→ Aim: Please continue the excerpt below on AOL's financial condition and results of operations, picking up after its last sentence.

→ Extracted text:
— begin —

Management’s discussion and analysis of financial condition and results of operations is a supplement to the accompanying consolidated financial statements and provides additional information on AOL’s business, recent developments, financial condition, liquidity and capital resources, cash flows and results of operations.  MD&A is organized as follows:
 
 
Overview.  This section provides a general description of our business, as well as recent developments we believe are important in understanding the results of operations and financial condition or in understanding anticipated future trends.
 
 
Results of operations.  This section provides an analysis of our results of operations for the three years ended December 31, 2008 and the quarters ended March 31, 2009 and March 31, 2008.
 
 
Liquidity and capital resources.  This section provides a discussion of our current financial condition and an analysis of our cash flows for the three years ended December 31, 2008 and the three months ended March 31, 2009 and March 31, 2008.  This section also provides a discussion of our contractual obligations and commitments, off-balance sheet arrangements and customer credit risk that existed at December 31, 2008.  Included in this section is a discussion of the amount of financial capacity available to fund our future commitments and ongoing operating activities.
 
 
Market risk management.  This section discusses how we monitor and manage exposure to potential gains and losses arising from changes in market rates and prices, which, for us, is primarily associated with changes in foreign currency exchange rates.
 
 
Critical accounting policies.  This section identifies and summarizes those accounting policies that are considered important to our results of operations and financial condition, require significant judgment and require estimates on the part of management in application.
 



 

 
Overview
 
The Spin-Off
 
           On May 28, 2009, Time Warner announced plans for the complete legal and structural separation of AOL from Time Warner.  The spin-off will be completed by way of a pro rata dividend of AOL shares held by Time Warner to its shareholders as of the record date.  Immediately following completion of the spin-off, Time Warner shareholders will own 100% of the outstanding shares of common stock of AOL.  After the spin-off, we will operate as an independent, publicly-traded company.
 
           Prior to the spin-off, Time Warner will complete the Internal Transactions as described in “Certain Relationships and Related Party Transactions—Agreements with Time Warner” beginning on page 116 of this Information Statement. Additionally, AOL and Time Warner expect to enter into a series of agreements, including the Separation and Distribution Agreement, Transition Services Agreement, Employee Matters Agreement, Tax Matters Agreement, Intellectual Property Cross-License Agreement and various other commercial arrangements which are also described in “Certain Relationships and Related Party Transactions—Agreements with Time Warner.”  Consummation of the separation is subject to certain conditions, as described in “The Spin-Off—Conditions to the Spin-Off” on page 33 of this Information Statement.
 
Our Business
 
           As described further in the section entitled “Business” beginning on page 39 of this Information Statement, our business operations are focused on AOL Media and the Third Party Network.  We market our advertising offerings on both AOL Media and the Third Party Network under the brand “AOL Advertising.”
 
AOL Media
 
           We seek to be a global publisher of relevant and engaging online content by utilizing open and highly scalable publishing platforms and content management systems, as well as a leading online provider of consumer products and services.  In addition, we plan to extend the reach of our offerings to a global online consumer audience on multiple platforms and digital devices.

— end —

→ Data entries:
— begin —

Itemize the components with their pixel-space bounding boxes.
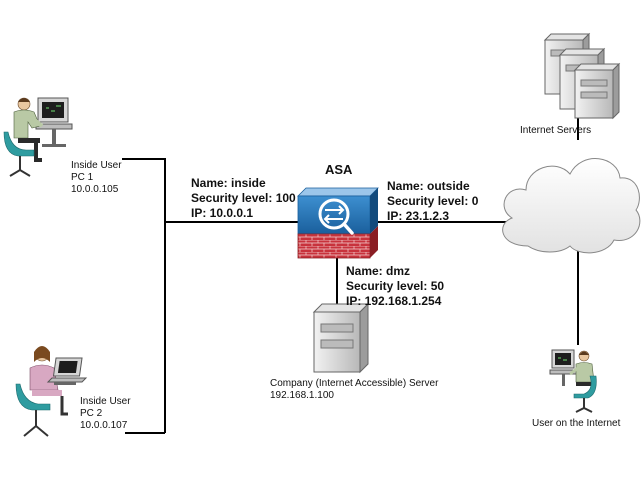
pc2-ip: 10.0.0.107 [80,420,128,431]
outside-interface-label: Name: outside Security level: 0 IP: 23.1… [387,179,478,224]
pc1-role: Inside User [71,160,122,171]
pc2-name: PC 2 [80,408,103,419]
desktop-user-icon [549,349,597,413]
internet-user-label: User on the Internet [532,418,621,429]
pc1-name: PC 1 [71,172,94,183]
firewall-icon [297,187,379,259]
inside-interface-name: Name: inside [191,176,266,190]
inside-interface-ip: IP: 10.0.0.1 [191,206,254,220]
cloud-icon [502,158,641,254]
pc2-label: Inside User PC 2 10.0.0.107 [80,396,131,432]
dmz-interface-security: Security level: 50 [346,279,445,293]
internet-servers-label: Internet Servers [520,125,592,136]
company-server-label: Company (Internet Accessible) Server 192… [270,378,438,402]
company-server-ip: 192.168.1.100 [270,390,334,401]
pc1-label: Inside User PC 1 10.0.0.105 [71,160,122,196]
inside-interface-label: Name: inside Security level: 100 IP: 10.… [191,176,296,221]
server-icon [312,302,370,374]
outside-interface-ip: IP: 23.1.2.3 [387,209,450,223]
company-server-name: Company (Internet Accessible) Server [270,378,439,389]
server-stack-icon [543,32,621,120]
outside-interface-name: Name: outside [387,179,470,193]
pc2-role: Inside User [80,396,131,407]
dmz-interface-label: Name: dmz Security level: 50 IP: 192.168… [346,264,444,309]
inside-interface-security: Security level: 100 [191,191,296,205]
pc1-ip: 10.0.0.105 [71,184,119,195]
laptop-user-icon [15,346,88,437]
outside-interface-security: Security level: 0 [387,194,479,208]
network-links [122,118,579,434]
dmz-interface-name: Name: dmz [346,264,411,278]
dmz-interface-ip: IP: 192.168.1.254 [346,294,442,308]
asa-title: ASA [325,162,353,177]
desktop-user-icon [3,97,73,177]
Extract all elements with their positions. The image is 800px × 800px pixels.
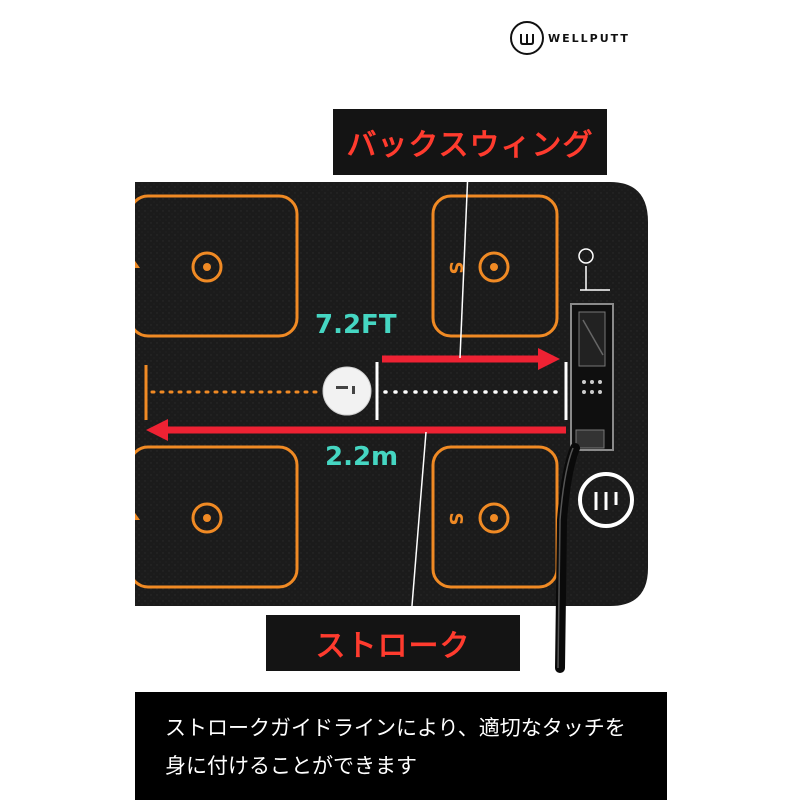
target-box (431, 445, 559, 589)
putter (555, 303, 614, 673)
target-box (431, 194, 559, 338)
mat-surface (135, 182, 648, 606)
caption-line-1: ストロークガイドラインにより、適切なタッチを (165, 716, 626, 740)
backswing-callout: バックスウィング (333, 109, 607, 175)
distance-feet: 7.2FT (315, 310, 397, 340)
logo-mark-icon (510, 21, 544, 55)
backswing-leader (459, 169, 469, 359)
distance-meters: 2.2m (325, 442, 398, 472)
target-hole (478, 502, 510, 534)
caption-bar: ストロークガイドラインにより、適切なタッチを 身に付けることができます (135, 692, 667, 800)
brand-name: WELLPUTT (548, 31, 630, 45)
brand-logo: WELLPUTT (510, 18, 630, 58)
arrow-mark (135, 260, 140, 268)
target-box (135, 194, 299, 338)
s-marking: S (445, 513, 466, 526)
mat-logo-icon (578, 472, 634, 528)
target-hole (191, 251, 223, 283)
s-marking: S (445, 262, 466, 275)
target-hole (478, 251, 510, 283)
stroke-callout: ストローク (266, 615, 520, 671)
golf-ball (323, 367, 371, 415)
mat-icon (578, 248, 594, 264)
target-hole (191, 502, 223, 534)
arrow-mark (135, 512, 140, 520)
caption-line-2: 身に付けることができます (165, 754, 417, 778)
target-box (135, 445, 299, 589)
stroke-leader (410, 431, 427, 619)
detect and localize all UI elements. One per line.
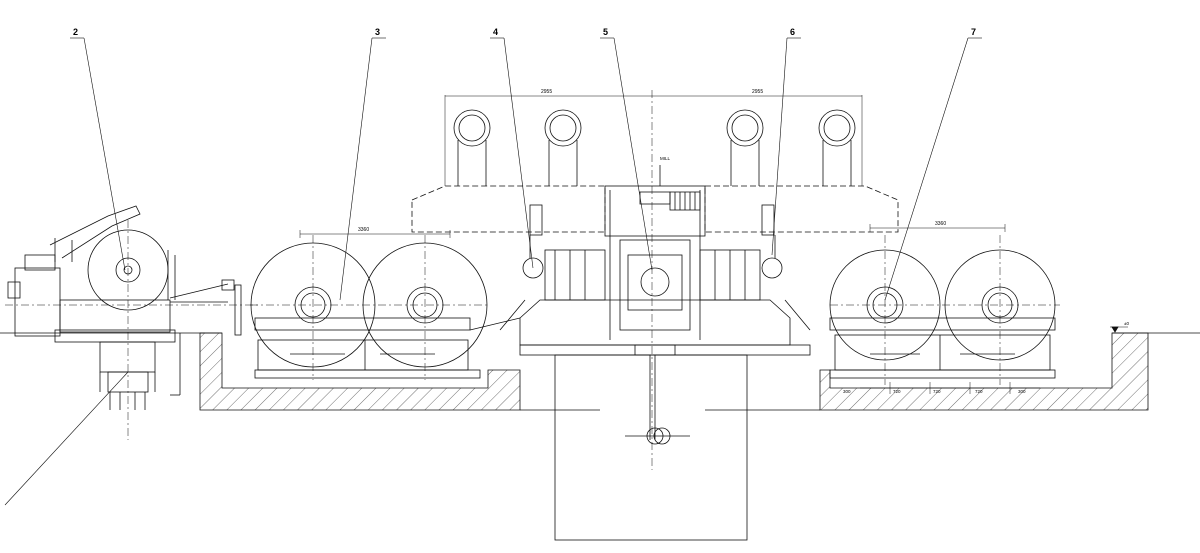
upper-frame [411, 90, 899, 470]
left-tension-reels [250, 230, 521, 380]
bed-plate-4: 720 [975, 389, 983, 394]
overhead-rolls [453, 109, 856, 186]
right-foundation-pit [819, 332, 1149, 411]
mill-label: MILL [660, 156, 671, 161]
callout-2: 2 [73, 27, 78, 37]
left-deflector-unit [522, 204, 606, 301]
callout-labels: 2 3 4 5 6 7 [73, 27, 976, 37]
bed-plate-5: 300 [1018, 389, 1026, 394]
central-pit [520, 354, 820, 541]
floor-level-mark [1110, 326, 1128, 333]
callout-5: 5 [603, 27, 608, 37]
right-tension-reels [829, 224, 1060, 394]
dim-right-reels: 3360 [935, 221, 946, 227]
dim-left-reels: 3360 [358, 227, 369, 233]
dimension-labels: 2955 2955 3360 3360 MILL ±0 300 720 720 … [358, 89, 1129, 394]
dim-top-left: 2955 [541, 89, 552, 95]
callout-7: 7 [971, 27, 976, 37]
uncoiler-assembly [5, 205, 260, 440]
bed-plate-2: 720 [893, 389, 901, 394]
bed-plate-1: 300 [843, 389, 851, 394]
right-deflector-unit [699, 204, 783, 301]
mill-stand [609, 165, 701, 340]
callout-6: 6 [790, 27, 795, 37]
callout-leaders [4, 37, 982, 506]
callout-4: 4 [493, 27, 498, 37]
mill-base [499, 299, 811, 445]
floor-level-label: ±0 [1124, 321, 1129, 326]
callout-3: 3 [375, 27, 380, 37]
dim-top-right: 2955 [752, 89, 763, 95]
bed-plate-3: 720 [933, 389, 941, 394]
left-foundation-pit [199, 332, 521, 411]
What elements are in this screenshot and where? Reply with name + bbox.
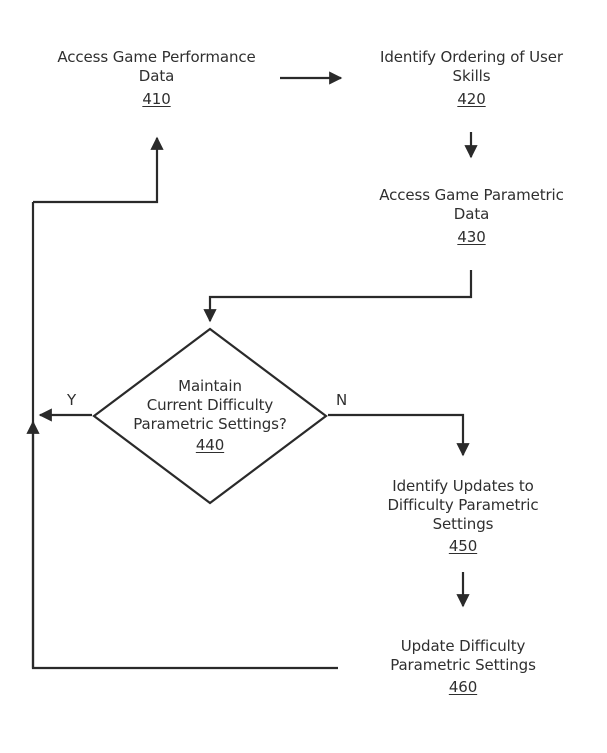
node-410-ref: 410 [142, 89, 171, 108]
node-460[interactable]: Update Difficulty Parametric Settings 46… [338, 612, 588, 722]
node-440[interactable]: Maintain Current Difficulty Parametric S… [92, 327, 328, 505]
edge-440-450 [328, 413, 470, 457]
node-460-label: Update Difficulty Parametric Settings [390, 636, 536, 674]
node-460-ref: 460 [448, 678, 478, 697]
node-430-label: Access Game Parametric Data [379, 186, 564, 224]
node-410[interactable]: Access Game Performance Data 410 [33, 25, 280, 132]
node-420-label: Identify Ordering of User Skills [380, 48, 563, 86]
node-410-label: Access Game Performance Data [57, 48, 256, 86]
node-450-label: Identify Updates to Difficulty Parametri… [387, 476, 539, 533]
edge-label-yes: Y [67, 391, 77, 409]
node-420-ref: 420 [457, 89, 486, 108]
node-450-ref: 450 [448, 537, 478, 556]
edge-label-no: N [336, 391, 348, 409]
node-420[interactable]: Identify Ordering of User Skills 420 [348, 25, 595, 132]
node-430-ref: 430 [457, 227, 486, 246]
edge-bus-to-410 [33, 136, 164, 204]
edge-430-440 [203, 270, 473, 323]
diamond-shape [92, 327, 328, 505]
node-450[interactable]: Identify Updates to Difficulty Parametri… [338, 461, 588, 572]
node-430[interactable]: Access Game Parametric Data 430 [348, 163, 595, 270]
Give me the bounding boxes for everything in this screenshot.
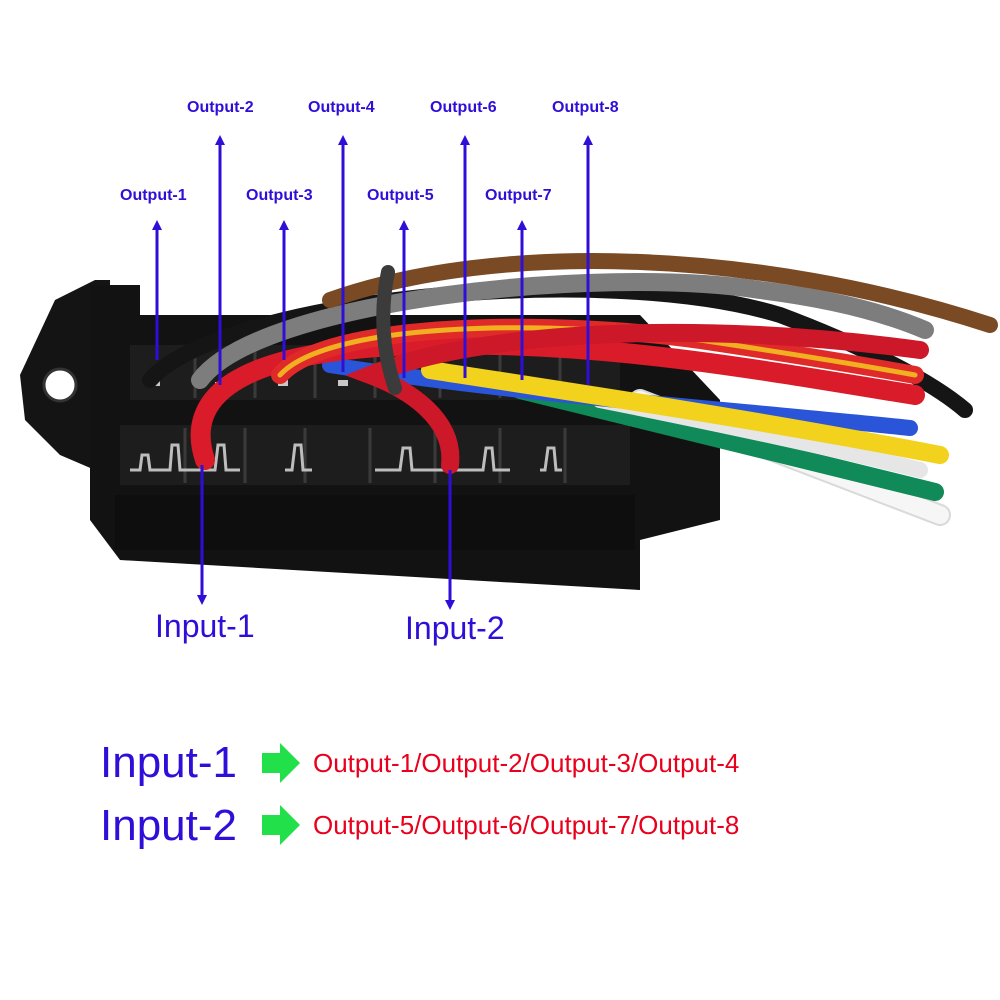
input-labels: Input-1 Input-2 bbox=[155, 608, 505, 646]
legend: Input-1 Output-1/Output-2/Output-3/Outpu… bbox=[100, 738, 739, 850]
output-label-2: Output-2 bbox=[187, 99, 254, 116]
lower-slot-dividers bbox=[183, 428, 567, 483]
legend-outputs-1: Output-1/Output-2/Output-3/Output-4 bbox=[313, 748, 739, 778]
legend-outputs-2: Output-5/Output-6/Output-7/Output-8 bbox=[313, 810, 739, 840]
legend-input-1: Input-1 bbox=[100, 738, 237, 787]
output-label-7: Output-7 bbox=[485, 187, 552, 204]
fuse-box-base bbox=[115, 495, 635, 550]
output-label-6: Output-6 bbox=[430, 99, 497, 116]
output-label-4: Output-4 bbox=[308, 99, 375, 116]
output-label-5: Output-5 bbox=[367, 187, 434, 204]
output-label-8: Output-8 bbox=[552, 99, 619, 116]
lower-terminals bbox=[130, 443, 562, 472]
wire-red-input-2 bbox=[345, 323, 929, 474]
wire-brown bbox=[322, 253, 998, 333]
output-label-3: Output-3 bbox=[246, 187, 313, 204]
mounting-hole bbox=[44, 369, 76, 401]
cable-tie bbox=[376, 265, 402, 395]
output-label-1: Output-1 bbox=[120, 187, 187, 204]
legend-input-2: Input-2 bbox=[100, 801, 237, 850]
input-arrows bbox=[197, 465, 455, 610]
wire-gray bbox=[191, 273, 934, 389]
output-labels: Output-1 Output-2 Output-3 Output-4 Outp… bbox=[120, 99, 619, 204]
input-label-1: Input-1 bbox=[155, 608, 255, 644]
input-label-2: Input-2 bbox=[405, 610, 505, 646]
wire-bundle bbox=[142, 253, 998, 526]
legend-arrow-2-icon bbox=[262, 805, 300, 845]
legend-arrow-1-icon bbox=[262, 743, 300, 783]
wire-yellow bbox=[421, 361, 949, 464]
output-arrows bbox=[152, 135, 593, 385]
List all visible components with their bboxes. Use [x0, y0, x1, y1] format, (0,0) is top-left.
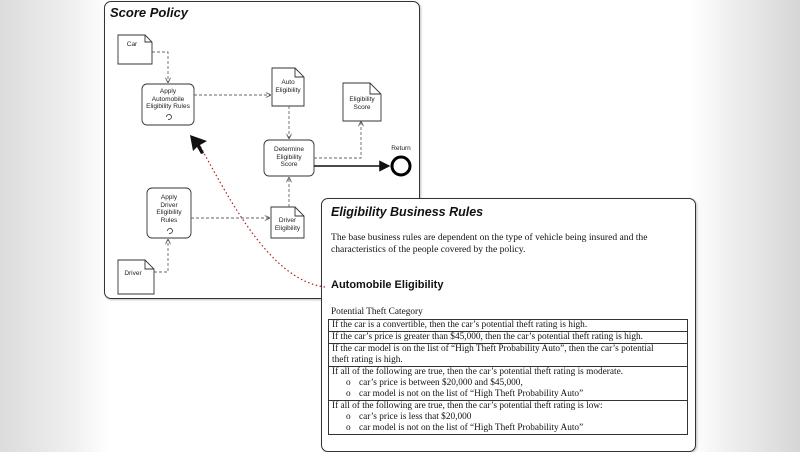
eligibility-score-label: Eligibility Score: [349, 96, 375, 111]
theft-category-table: If the car is a convertible, then the ca…: [328, 319, 688, 435]
auto-eligibility-data-object[interactable]: [271, 67, 305, 107]
determine-score-label: Determine Eligibility Score: [274, 146, 304, 168]
connector-determine-to-score: [314, 122, 361, 159]
driver-eligibility-label: Driver Eligibility: [274, 217, 301, 232]
table-caption: Potential Theft Category: [331, 307, 423, 317]
section-heading: Automobile Eligibility: [331, 279, 444, 291]
return-end-event[interactable]: [390, 155, 412, 177]
loop-icon: [166, 114, 172, 120]
apply-automobile-rules-activity[interactable]: [141, 83, 195, 126]
table-row: If the car’s price is greater than $45,0…: [328, 331, 688, 344]
car-label: Car: [126, 41, 138, 48]
business-rules-title: Eligibility Business Rules: [331, 205, 484, 219]
connector-driver-to-apply: [154, 240, 168, 273]
eligibility-score-data-object[interactable]: [342, 82, 382, 122]
return-label: Return: [391, 145, 411, 152]
table-row: If all of the following are true, then t…: [328, 400, 688, 435]
driver-label: Driver: [124, 270, 142, 277]
business-rules-intro: The base business rules are dependent on…: [331, 232, 648, 255]
table-row: If all of the following are true, then t…: [328, 366, 688, 401]
auto-eligibility-label: Auto Eligibility: [275, 79, 301, 94]
apply-driver-rules-activity[interactable]: [146, 187, 192, 239]
score-policy-title: Score Policy: [110, 5, 189, 20]
table-row: If the car model is on the list of “High…: [328, 343, 688, 367]
red-dotted-pointer: [199, 145, 326, 288]
loop-icon: [167, 228, 173, 234]
apply-driver-rules-label: Apply Driver Eligibility Rules: [156, 194, 182, 224]
driver-data-object[interactable]: [117, 259, 155, 295]
driver-eligibility-data-object[interactable]: [270, 206, 305, 239]
table-row: If the car is a convertible, then the ca…: [328, 319, 688, 332]
apply-automobile-rules-label: Apply Automobile Eligibility Rules: [146, 88, 190, 110]
connector-car-to-apply: [152, 51, 168, 82]
arrow-cursor-icon: [190, 135, 207, 154]
car-data-object[interactable]: [117, 34, 153, 65]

— end —

→ Final answer:
 
           We generate advertising revenues from AOL Media through the sale of display and search advertising.  We offer advertisers a wide range of capabilities and solutions to effectively deliver advertising and reach targeted audiences across AOL Media through our dedicated sales force.  We seek to provide effective and efficient advertising solutions utilizing data-driven insights that help advertisers decide how best to engage consumers. We offer advertisers marketing and promotional opportunities to purchase specific placements of advertising directly on AOL Media (i.e., in particular locations and on specific dates).  In addition, we offer advertisers the opportunity to bid on unsold advertising inventory on AOL Media utilizing our proprietary scheduling, optimization and delivery technology.  Finally, advertising inventory on AOL Media not sold directly to advertisers, as described above, may be included for sale to advertisers with inventory purchased from third-party publishers in the Third Party Network.
 
           Growth of our advertising revenues depends on our ability to attract consumers and increase engagement on AOL Media by offering compelling content, products and services, as well as on our ability to monetize such engagement by offering effective advertising solutions.  In order to attract consumers and generate increased engagement, we have developed and acquired, and in the future will continue to develop and acquire, content, products and services designed to attract and engage consumers in various ways.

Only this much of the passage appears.